## Task description
Gather every line in the records below that contains the string "navigation", and copy each one. Case counts.

## Data to use
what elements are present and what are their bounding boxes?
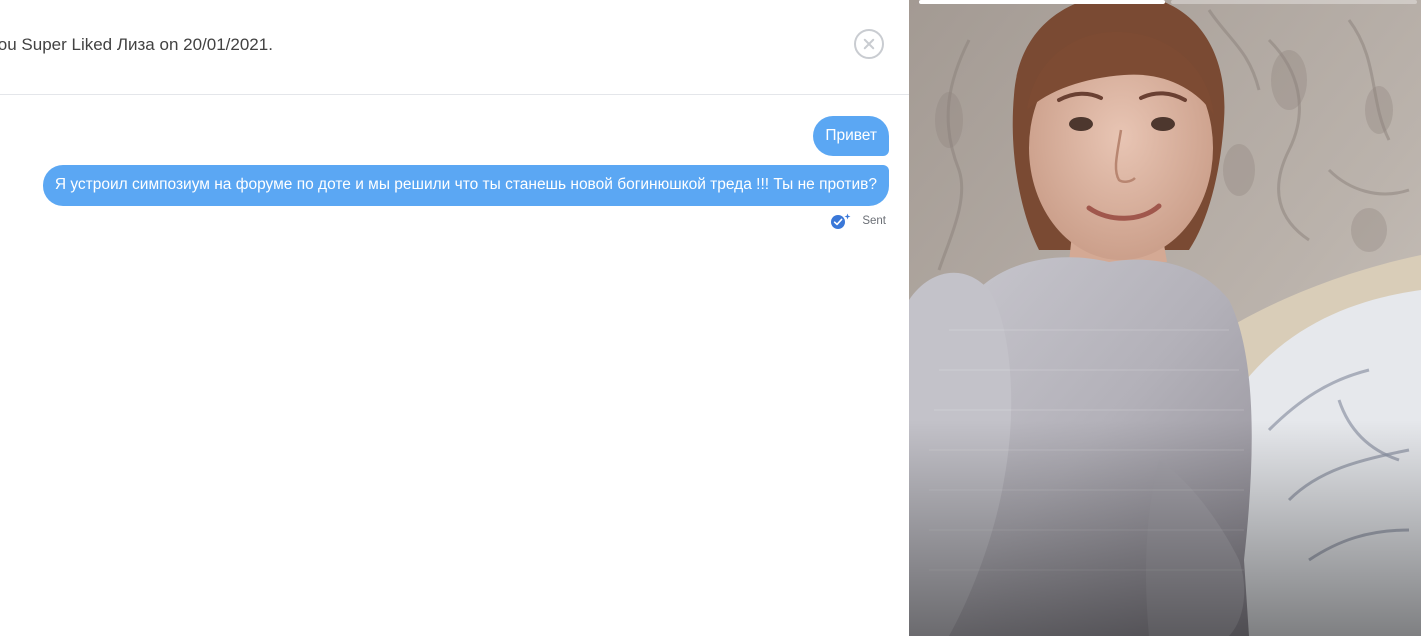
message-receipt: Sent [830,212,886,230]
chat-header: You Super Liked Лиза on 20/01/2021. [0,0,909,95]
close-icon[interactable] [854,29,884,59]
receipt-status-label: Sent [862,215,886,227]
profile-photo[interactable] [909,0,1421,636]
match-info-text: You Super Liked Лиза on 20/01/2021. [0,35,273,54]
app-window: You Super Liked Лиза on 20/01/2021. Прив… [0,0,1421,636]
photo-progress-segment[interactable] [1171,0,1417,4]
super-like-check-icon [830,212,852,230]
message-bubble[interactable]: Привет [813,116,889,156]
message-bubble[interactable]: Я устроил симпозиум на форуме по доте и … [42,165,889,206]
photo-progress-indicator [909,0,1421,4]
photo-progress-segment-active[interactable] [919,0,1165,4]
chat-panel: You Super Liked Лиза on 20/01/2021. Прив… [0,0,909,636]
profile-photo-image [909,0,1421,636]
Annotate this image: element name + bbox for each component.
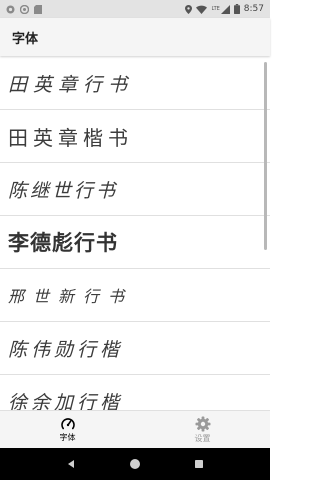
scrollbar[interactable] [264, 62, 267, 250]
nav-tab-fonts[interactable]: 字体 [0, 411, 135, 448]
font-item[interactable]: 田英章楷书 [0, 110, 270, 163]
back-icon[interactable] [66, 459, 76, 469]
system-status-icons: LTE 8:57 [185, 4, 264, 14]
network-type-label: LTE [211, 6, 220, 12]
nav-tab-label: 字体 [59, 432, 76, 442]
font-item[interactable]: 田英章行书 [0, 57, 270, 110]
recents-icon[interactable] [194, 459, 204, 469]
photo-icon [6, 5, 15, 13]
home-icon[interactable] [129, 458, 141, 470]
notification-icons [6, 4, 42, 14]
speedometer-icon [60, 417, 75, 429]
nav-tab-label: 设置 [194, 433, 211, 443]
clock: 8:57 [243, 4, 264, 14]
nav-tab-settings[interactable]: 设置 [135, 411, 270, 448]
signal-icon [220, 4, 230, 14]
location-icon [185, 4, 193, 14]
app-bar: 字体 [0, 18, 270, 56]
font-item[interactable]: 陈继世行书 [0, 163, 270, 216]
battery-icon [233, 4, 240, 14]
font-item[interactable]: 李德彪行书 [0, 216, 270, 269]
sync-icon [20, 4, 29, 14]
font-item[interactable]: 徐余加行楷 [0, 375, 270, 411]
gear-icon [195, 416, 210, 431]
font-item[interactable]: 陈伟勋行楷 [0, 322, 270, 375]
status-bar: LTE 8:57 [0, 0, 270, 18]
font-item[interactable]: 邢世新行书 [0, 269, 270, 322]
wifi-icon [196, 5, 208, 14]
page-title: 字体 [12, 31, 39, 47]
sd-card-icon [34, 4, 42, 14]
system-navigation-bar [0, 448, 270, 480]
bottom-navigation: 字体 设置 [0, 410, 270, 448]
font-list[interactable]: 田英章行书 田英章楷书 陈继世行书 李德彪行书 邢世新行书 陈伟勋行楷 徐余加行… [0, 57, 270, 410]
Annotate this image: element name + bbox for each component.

## Result
system-navigation-bar [0, 448, 270, 480]
bottom-navigation: 字体 设置 [0, 410, 270, 448]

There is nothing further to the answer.